Copy out every record below exactly as written, but leave out any pictures.

-- DATA SECTION --
------------------------

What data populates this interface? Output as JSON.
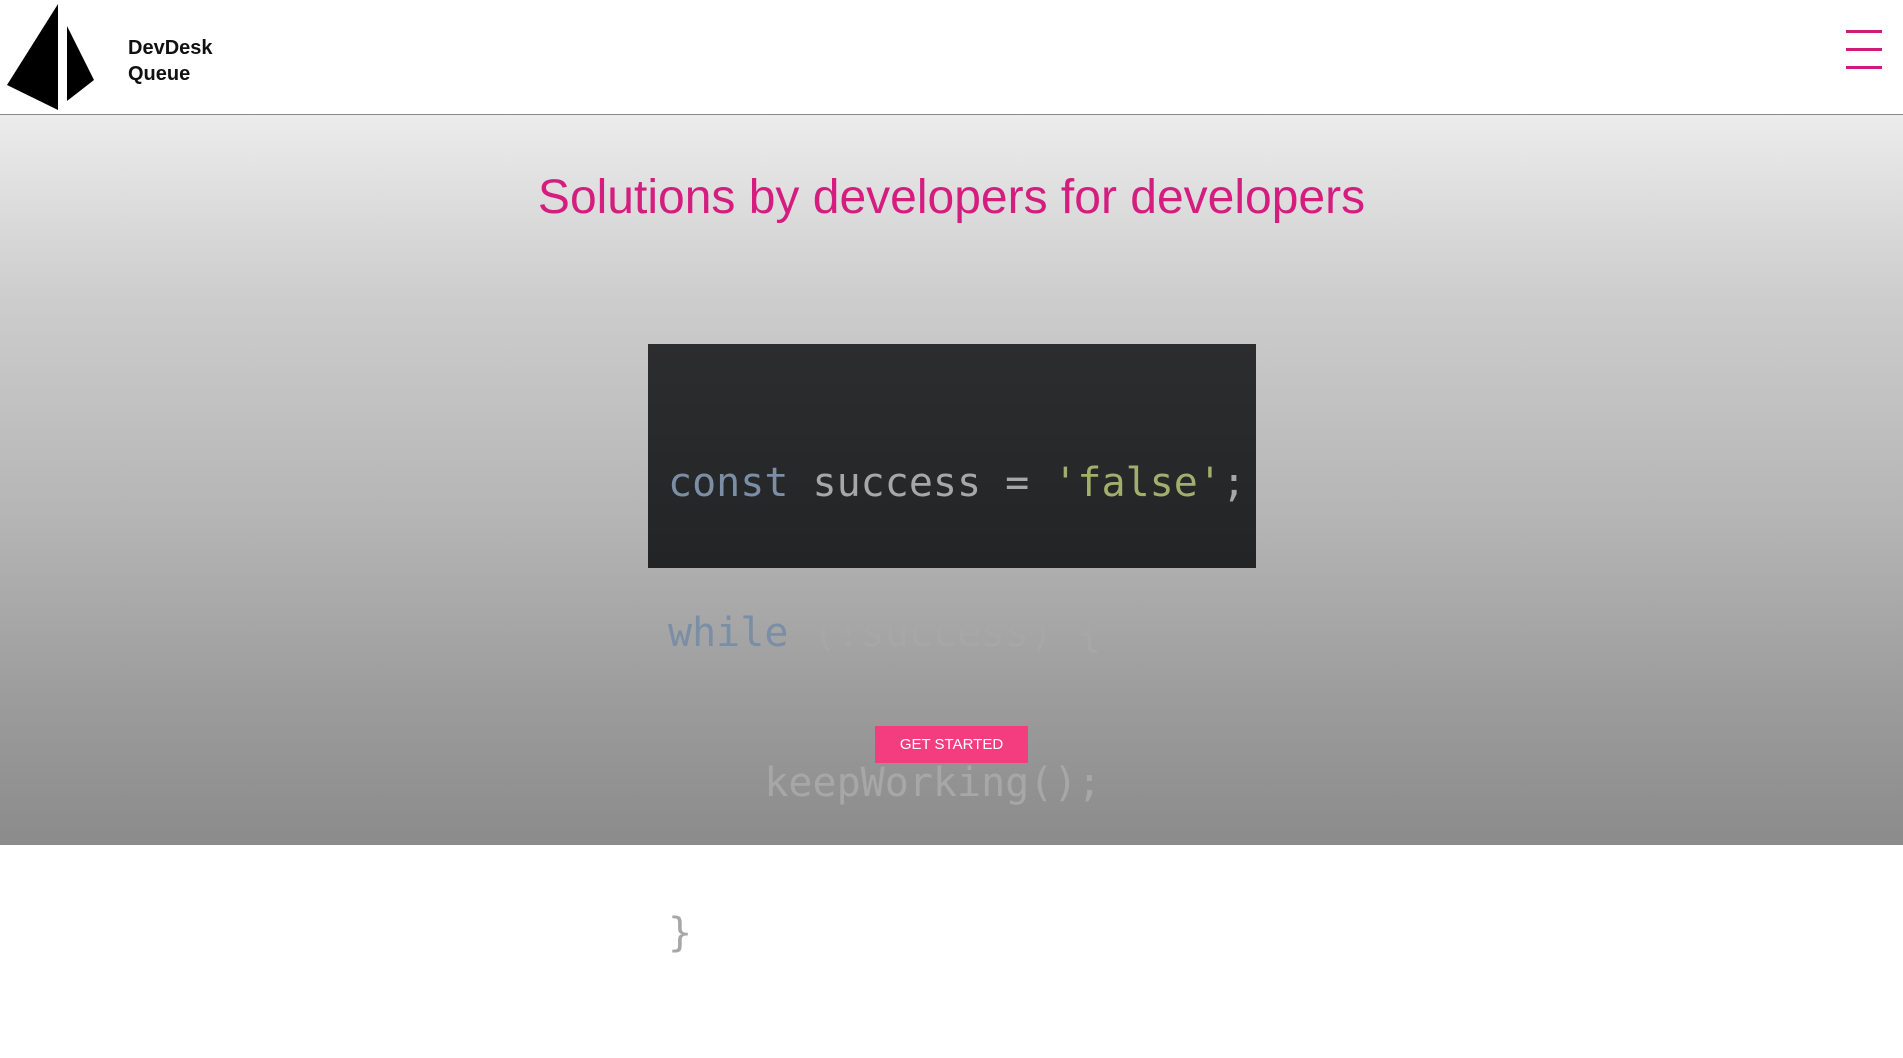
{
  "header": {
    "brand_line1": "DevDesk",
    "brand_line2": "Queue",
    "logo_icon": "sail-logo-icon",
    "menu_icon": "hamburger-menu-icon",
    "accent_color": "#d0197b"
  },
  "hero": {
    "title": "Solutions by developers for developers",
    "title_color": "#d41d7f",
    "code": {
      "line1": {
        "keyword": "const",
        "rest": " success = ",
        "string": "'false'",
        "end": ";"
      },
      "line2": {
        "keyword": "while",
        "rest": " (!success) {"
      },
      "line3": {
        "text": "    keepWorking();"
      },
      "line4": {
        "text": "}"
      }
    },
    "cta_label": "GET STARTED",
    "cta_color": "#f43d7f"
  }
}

------------------------

-- SOLUTION TO THIS EXERCISE --
What data populates this interface? Output as JSON.
{
  "header": {
    "brand_line1": "DevDesk",
    "brand_line2": "Queue",
    "logo_icon": "sail-logo-icon",
    "menu_icon": "hamburger-menu-icon",
    "accent_color": "#d0197b"
  },
  "hero": {
    "title": "Solutions by developers for developers",
    "title_color": "#d41d7f",
    "code": {
      "line1": {
        "keyword": "const",
        "rest": " success = ",
        "string": "'false'",
        "end": ";"
      },
      "line2": {
        "keyword": "while",
        "rest": " (!success) {"
      },
      "line3": {
        "text": "    keepWorking();"
      },
      "line4": {
        "text": "}"
      }
    },
    "cta_label": "GET STARTED",
    "cta_color": "#f43d7f"
  }
}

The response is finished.